Type out the material below exactly.

.....

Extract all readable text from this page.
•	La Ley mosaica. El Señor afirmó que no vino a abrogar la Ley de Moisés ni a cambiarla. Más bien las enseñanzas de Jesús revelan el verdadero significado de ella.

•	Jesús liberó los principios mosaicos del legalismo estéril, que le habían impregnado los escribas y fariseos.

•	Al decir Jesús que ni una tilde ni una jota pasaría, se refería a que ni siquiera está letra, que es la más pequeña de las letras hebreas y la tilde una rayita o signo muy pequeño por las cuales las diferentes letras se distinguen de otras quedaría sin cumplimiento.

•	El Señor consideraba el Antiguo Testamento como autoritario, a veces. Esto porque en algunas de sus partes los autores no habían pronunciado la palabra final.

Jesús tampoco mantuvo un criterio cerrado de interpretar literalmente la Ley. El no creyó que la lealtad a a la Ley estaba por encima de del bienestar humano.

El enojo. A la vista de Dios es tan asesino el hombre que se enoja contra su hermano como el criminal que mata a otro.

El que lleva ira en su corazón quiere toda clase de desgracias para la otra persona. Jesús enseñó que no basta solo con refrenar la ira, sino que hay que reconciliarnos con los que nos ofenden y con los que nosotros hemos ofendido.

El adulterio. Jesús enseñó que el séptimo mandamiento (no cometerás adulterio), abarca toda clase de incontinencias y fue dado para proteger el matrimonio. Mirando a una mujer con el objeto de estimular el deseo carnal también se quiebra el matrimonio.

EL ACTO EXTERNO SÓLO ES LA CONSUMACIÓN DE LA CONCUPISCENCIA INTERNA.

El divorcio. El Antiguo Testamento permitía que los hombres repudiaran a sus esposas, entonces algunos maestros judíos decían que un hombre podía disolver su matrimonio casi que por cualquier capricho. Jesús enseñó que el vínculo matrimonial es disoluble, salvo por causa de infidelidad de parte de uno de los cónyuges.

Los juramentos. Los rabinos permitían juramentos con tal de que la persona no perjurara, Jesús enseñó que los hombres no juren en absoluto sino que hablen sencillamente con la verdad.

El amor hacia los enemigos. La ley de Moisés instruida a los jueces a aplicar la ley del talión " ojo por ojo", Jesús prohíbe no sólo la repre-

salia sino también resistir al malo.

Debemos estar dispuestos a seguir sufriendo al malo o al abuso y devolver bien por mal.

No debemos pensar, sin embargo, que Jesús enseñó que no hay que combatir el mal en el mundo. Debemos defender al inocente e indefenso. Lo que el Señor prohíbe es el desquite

.....

**SOLUTION TO THIS PROBLEM**
Extract all readable text from this page.
•	La Ley mosaica. El Señor afirmó que no vino a abrogar la Ley de Moisés ni a cambiarla. Más bien las enseñanzas de Jesús revelan el verdadero significado de ella.

•	Jesús liberó los principios mosaicos del legalismo estéril, que le habían impregnado los escribas y fariseos.

•	Al decir Jesús que ni una tilde ni una jota pasaría, se refería a que ni siquiera está letra, que es la más pequeña de las letras hebreas y la tilde una rayita o signo muy pequeño por las cuales las diferentes letras se distinguen de otras quedaría sin cumplimiento.

•	El Señor consideraba el Antiguo Testamento como autoritario, a veces. Esto porque en algunas de sus partes los autores no habían pronunciado la palabra final.

Jesús tampoco mantuvo un criterio cerrado de interpretar literalmente la Ley. El no creyó que la lealtad a a la Ley estaba por encima de del bienestar humano.

El enojo. A la vista de Dios es tan asesino el hombre que se enoja contra su hermano como el criminal que mata a otro.

El que lleva ira en su corazón quiere toda clase de desgracias para la otra persona. Jesús enseñó que no basta solo con refrenar la ira, sino que hay que reconciliarnos con los que nos ofenden y con los que nosotros hemos ofendido.

El adulterio. Jesús enseñó que el séptimo mandamiento (no cometerás adulterio), abarca toda clase de incontinencias y fue dado para proteger el matrimonio. Mirando a una mujer con el objeto de estimular el deseo carnal también se quiebra el matrimonio.

EL ACTO EXTERNO SÓLO ES LA CONSUMACIÓN DE LA CONCUPISCENCIA INTERNA.

El divorcio. El Antiguo Testamento permitía que los hombres repudiaran a sus esposas, entonces algunos maestros judíos decían que un hombre podía disolver su matrimonio casi que por cualquier capricho. Jesús enseñó que el vínculo matrimonial es disoluble, salvo por causa de infidelidad de parte de uno de los cónyuges.

Los juramentos. Los rabinos permitían juramentos con tal de que la persona no perjurara, Jesús enseñó que los hombres no juren en absoluto sino que hablen sencillamente con la verdad.

El amor hacia los enemigos. La ley de Moisés instruida a los jueces a aplicar la ley del talión " ojo por ojo", Jesús prohíbe no sólo la repre-

salia sino también resistir al malo.

Debemos estar dispuestos a seguir sufriendo al malo o al abuso y devolver bien por mal.

No debemos pensar, sin embargo, que Jesús enseñó que no hay que combatir el mal en el mundo. Debemos defender al inocente e indefenso. Lo que el Señor prohíbe es el desquite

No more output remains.